• [Set exercise] Using the listing below, select the lines with the word "Details" and copy them.

A run of records:
- - - - - - -

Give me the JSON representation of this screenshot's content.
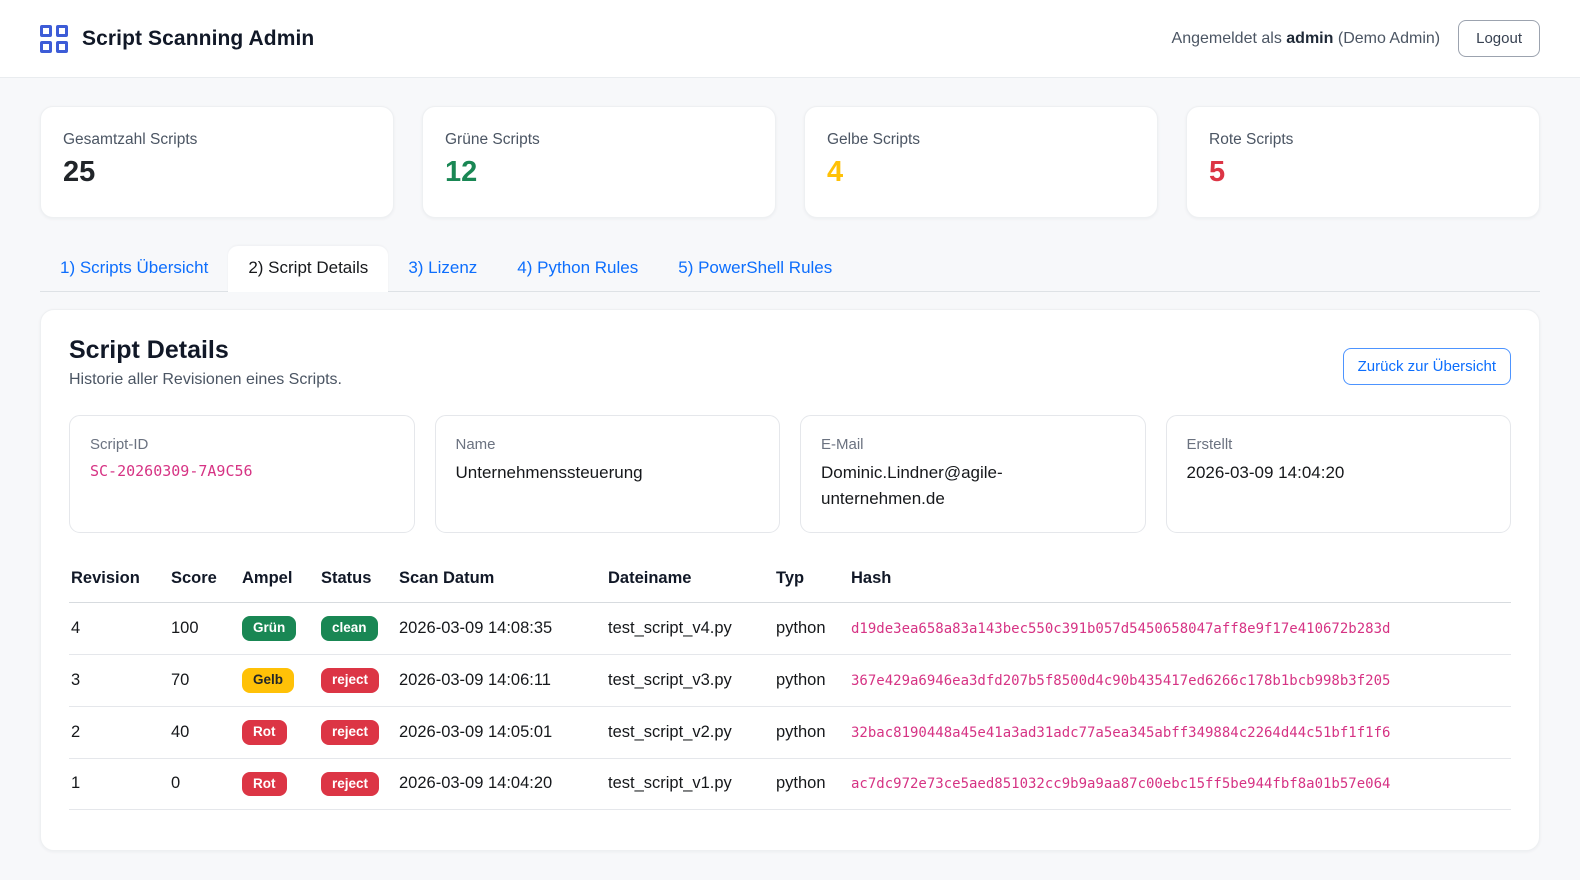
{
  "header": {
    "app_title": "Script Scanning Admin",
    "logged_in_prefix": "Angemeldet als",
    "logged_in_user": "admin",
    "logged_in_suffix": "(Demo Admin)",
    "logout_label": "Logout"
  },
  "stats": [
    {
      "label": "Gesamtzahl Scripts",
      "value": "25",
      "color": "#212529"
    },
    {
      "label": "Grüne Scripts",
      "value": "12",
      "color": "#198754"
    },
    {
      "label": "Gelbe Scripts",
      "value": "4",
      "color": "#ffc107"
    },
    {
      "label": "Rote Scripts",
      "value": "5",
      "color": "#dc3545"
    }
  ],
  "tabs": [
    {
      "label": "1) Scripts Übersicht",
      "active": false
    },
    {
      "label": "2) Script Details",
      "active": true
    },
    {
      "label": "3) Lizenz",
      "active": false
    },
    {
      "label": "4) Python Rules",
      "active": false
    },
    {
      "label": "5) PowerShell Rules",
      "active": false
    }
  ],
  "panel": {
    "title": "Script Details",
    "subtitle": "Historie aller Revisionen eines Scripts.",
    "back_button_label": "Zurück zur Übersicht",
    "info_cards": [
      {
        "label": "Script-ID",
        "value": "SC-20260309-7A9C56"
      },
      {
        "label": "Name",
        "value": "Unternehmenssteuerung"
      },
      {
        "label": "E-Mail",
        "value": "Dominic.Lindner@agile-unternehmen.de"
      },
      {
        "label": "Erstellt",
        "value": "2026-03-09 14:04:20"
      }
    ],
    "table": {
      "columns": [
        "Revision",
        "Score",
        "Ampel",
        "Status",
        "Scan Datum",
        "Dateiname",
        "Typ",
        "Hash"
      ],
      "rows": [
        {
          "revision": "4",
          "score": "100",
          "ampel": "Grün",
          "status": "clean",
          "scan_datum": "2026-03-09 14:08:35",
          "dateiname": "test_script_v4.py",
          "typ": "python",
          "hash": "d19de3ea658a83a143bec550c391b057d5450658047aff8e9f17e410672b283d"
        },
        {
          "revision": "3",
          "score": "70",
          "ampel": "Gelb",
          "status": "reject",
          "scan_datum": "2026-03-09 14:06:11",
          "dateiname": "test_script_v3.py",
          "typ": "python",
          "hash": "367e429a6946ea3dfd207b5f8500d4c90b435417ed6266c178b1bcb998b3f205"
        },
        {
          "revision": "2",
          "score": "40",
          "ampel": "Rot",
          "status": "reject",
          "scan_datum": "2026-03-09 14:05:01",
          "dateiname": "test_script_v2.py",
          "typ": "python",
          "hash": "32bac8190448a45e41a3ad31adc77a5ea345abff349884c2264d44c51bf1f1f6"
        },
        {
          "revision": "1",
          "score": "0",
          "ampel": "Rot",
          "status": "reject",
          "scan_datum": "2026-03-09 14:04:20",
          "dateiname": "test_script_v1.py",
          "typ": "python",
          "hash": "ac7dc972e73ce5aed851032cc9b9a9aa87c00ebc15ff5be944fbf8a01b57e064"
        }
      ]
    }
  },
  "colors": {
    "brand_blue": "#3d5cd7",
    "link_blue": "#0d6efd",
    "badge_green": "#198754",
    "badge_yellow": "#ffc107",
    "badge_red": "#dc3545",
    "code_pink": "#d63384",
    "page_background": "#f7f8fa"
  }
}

- - - - - - -

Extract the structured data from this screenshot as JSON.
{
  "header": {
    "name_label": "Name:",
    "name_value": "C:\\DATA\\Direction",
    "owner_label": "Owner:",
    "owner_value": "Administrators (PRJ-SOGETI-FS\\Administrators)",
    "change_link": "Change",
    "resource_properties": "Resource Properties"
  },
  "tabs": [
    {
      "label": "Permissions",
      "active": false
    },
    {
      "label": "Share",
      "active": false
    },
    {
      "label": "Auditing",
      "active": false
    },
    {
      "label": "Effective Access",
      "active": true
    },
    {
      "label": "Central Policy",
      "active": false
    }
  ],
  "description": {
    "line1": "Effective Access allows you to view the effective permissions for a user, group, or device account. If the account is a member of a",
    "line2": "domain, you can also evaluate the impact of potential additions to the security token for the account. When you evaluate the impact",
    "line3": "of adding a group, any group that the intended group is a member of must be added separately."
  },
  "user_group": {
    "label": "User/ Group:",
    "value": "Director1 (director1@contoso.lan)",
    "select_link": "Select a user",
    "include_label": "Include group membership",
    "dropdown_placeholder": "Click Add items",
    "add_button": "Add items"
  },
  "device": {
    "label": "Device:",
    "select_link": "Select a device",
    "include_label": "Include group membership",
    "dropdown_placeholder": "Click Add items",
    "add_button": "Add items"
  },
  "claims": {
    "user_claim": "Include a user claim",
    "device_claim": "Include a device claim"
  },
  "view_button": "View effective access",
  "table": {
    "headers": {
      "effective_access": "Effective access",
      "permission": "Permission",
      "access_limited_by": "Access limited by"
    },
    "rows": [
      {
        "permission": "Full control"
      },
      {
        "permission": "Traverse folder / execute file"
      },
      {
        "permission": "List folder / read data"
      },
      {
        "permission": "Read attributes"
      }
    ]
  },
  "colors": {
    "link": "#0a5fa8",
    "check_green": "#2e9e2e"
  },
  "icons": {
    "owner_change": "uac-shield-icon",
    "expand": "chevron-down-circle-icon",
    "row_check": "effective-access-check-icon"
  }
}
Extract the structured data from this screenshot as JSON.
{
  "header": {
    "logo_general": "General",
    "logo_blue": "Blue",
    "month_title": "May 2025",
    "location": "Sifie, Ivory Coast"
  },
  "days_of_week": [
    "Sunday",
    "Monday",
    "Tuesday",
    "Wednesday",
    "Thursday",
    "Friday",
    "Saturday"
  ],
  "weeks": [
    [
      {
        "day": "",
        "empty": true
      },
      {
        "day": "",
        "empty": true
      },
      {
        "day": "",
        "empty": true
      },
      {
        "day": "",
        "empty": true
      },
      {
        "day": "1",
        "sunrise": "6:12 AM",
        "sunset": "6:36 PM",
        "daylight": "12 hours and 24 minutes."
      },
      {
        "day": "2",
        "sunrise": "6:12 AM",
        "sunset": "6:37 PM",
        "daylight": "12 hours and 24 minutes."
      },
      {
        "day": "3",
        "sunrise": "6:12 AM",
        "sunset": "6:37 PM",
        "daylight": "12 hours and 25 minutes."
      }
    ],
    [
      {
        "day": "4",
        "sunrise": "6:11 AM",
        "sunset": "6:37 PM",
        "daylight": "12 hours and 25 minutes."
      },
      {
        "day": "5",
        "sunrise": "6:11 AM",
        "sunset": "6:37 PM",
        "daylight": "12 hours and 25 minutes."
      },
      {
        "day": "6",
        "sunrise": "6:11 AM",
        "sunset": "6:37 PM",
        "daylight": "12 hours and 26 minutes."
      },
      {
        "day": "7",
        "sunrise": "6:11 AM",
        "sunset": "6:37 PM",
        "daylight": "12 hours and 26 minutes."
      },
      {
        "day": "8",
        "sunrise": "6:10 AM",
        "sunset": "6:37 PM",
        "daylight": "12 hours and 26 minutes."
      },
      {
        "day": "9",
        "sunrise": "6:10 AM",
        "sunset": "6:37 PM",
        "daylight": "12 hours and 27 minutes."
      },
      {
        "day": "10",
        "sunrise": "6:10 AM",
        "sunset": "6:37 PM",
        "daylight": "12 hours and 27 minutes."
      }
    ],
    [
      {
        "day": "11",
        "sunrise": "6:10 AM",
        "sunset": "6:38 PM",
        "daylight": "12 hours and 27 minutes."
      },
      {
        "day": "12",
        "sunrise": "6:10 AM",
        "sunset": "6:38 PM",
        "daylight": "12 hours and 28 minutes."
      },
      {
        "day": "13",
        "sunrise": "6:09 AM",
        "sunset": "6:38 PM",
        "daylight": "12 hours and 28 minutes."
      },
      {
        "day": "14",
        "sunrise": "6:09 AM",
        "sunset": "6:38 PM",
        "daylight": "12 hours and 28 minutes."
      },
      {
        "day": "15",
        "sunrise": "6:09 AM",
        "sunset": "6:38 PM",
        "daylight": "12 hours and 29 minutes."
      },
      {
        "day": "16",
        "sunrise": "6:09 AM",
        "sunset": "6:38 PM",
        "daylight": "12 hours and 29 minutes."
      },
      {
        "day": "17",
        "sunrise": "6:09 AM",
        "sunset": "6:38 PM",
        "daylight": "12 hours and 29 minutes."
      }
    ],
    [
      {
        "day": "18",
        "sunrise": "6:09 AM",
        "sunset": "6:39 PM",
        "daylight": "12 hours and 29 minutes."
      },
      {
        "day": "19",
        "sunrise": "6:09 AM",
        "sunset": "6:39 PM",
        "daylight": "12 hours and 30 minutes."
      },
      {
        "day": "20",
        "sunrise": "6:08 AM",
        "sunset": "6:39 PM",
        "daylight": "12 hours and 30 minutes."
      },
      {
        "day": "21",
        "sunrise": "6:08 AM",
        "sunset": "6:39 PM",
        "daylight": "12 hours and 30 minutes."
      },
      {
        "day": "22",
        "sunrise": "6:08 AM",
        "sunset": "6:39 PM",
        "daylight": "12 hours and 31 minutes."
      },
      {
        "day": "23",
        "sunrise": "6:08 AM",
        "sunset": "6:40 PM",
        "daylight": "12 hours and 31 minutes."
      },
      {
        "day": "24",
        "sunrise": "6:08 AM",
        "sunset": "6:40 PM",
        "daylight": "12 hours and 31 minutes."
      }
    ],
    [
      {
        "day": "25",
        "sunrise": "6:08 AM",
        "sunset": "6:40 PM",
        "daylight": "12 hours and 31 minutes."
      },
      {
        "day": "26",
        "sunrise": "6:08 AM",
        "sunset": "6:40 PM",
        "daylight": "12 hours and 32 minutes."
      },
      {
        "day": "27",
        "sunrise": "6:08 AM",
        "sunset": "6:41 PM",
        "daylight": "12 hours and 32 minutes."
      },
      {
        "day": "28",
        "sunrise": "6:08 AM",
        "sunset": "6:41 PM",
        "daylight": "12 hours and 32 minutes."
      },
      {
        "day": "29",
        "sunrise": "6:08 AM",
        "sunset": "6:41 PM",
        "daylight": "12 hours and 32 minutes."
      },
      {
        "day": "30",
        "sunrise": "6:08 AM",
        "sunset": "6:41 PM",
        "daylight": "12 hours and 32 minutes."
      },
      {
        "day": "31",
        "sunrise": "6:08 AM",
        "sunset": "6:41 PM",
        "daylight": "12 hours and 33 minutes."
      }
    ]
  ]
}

- - - - - - -

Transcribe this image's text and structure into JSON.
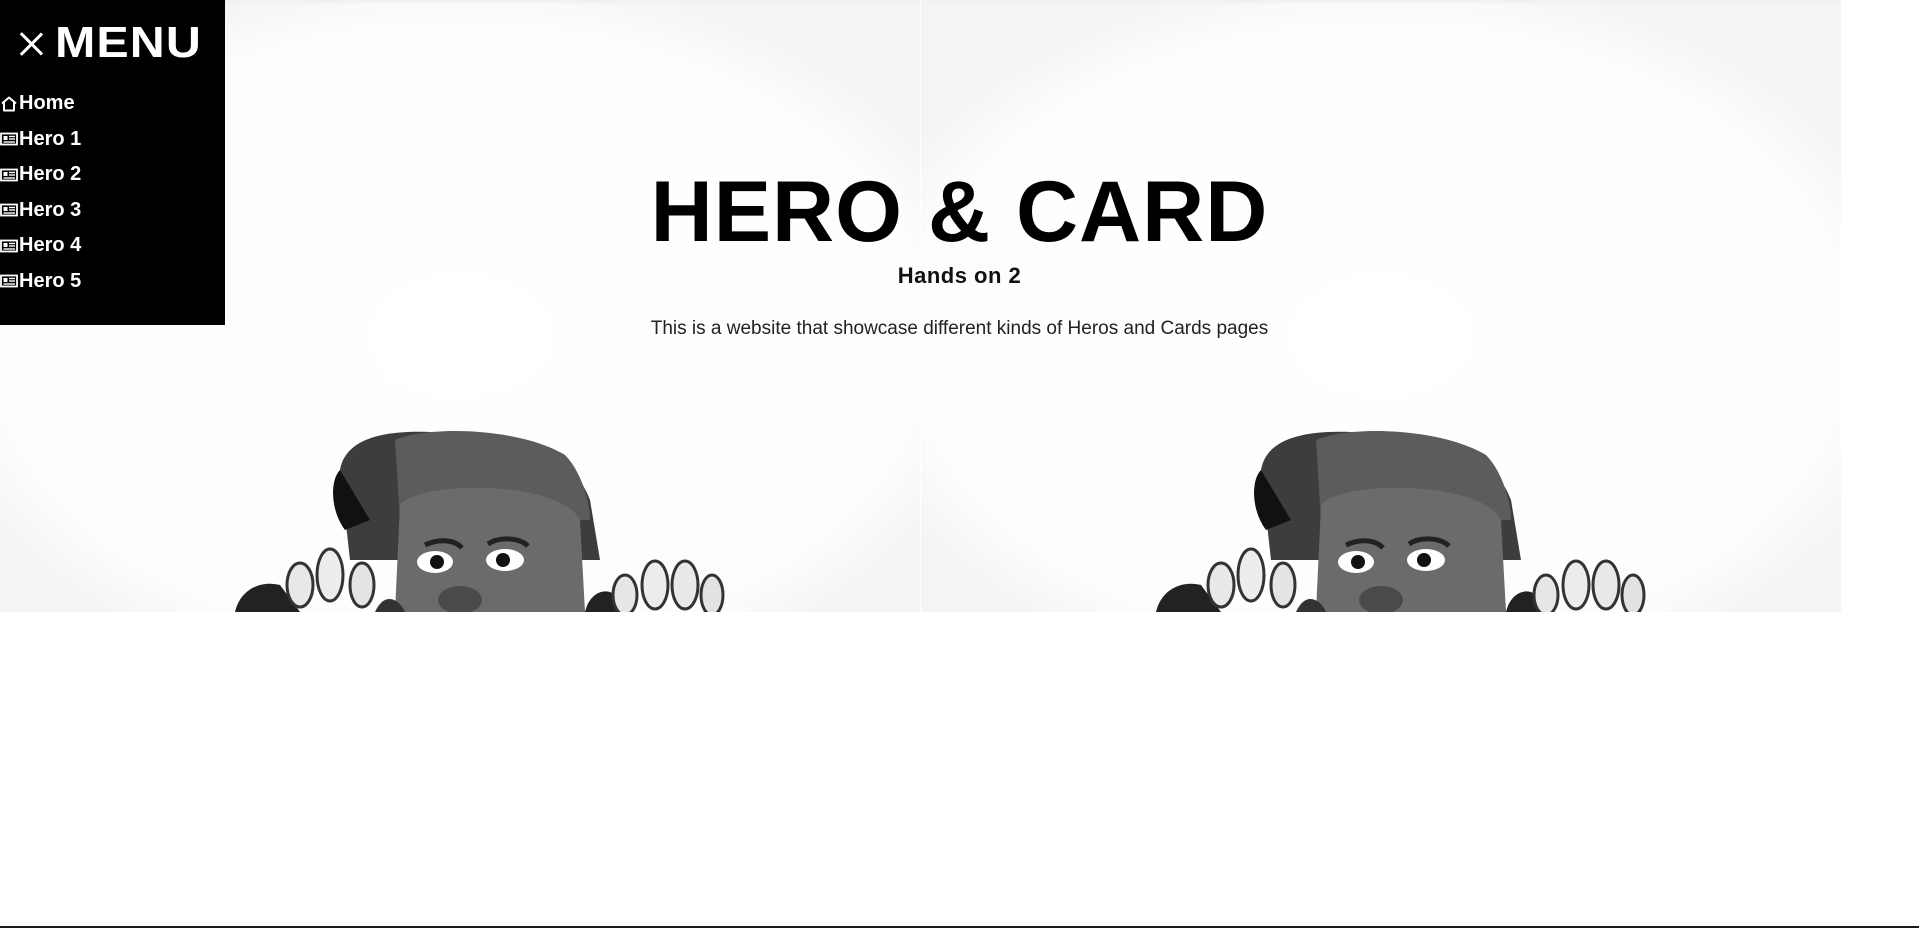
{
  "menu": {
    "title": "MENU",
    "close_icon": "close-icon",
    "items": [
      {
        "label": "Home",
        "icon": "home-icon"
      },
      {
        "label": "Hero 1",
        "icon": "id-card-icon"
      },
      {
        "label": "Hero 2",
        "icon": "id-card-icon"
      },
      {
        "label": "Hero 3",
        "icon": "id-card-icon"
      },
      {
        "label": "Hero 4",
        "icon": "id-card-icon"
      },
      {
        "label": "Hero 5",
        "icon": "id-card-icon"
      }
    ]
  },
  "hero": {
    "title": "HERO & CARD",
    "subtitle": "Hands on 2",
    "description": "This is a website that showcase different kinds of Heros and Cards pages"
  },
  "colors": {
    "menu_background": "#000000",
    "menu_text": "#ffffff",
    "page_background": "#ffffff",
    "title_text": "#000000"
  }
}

- - - - - - -

• [Answer below]
      "label": "2) Script Details",
    "title": "Script Details",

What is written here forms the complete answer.